Stated exercise — Find how many lines in the material hold the word "Percentage", then state that number and nothing more.

(Extracted data entries)
####

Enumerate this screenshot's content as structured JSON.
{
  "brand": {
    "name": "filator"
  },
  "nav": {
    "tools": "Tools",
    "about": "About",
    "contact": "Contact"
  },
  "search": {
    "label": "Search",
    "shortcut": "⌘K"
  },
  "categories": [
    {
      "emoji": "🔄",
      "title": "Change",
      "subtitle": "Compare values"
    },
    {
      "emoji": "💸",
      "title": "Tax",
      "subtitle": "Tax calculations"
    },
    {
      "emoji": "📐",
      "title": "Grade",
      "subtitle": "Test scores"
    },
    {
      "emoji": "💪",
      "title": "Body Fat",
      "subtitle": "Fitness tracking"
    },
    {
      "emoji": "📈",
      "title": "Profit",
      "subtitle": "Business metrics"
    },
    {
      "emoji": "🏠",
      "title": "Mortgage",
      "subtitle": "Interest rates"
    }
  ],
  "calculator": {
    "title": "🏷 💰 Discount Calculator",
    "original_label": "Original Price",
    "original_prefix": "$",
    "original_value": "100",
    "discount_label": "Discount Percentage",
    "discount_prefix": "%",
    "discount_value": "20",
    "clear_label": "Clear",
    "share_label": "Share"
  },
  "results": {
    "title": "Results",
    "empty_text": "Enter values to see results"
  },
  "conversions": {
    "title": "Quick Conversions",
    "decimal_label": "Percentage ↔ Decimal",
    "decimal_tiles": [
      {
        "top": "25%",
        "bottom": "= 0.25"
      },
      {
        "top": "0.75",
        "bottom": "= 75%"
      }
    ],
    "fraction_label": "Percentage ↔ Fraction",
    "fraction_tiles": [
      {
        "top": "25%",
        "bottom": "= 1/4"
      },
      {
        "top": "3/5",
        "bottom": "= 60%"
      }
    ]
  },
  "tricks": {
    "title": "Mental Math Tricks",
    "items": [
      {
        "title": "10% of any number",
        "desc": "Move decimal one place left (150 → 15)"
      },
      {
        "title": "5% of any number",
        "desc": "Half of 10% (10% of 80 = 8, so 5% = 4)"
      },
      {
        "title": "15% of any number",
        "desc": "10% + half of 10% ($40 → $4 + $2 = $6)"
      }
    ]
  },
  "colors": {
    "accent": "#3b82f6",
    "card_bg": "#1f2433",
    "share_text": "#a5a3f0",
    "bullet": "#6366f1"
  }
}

####

Solved exercise — 3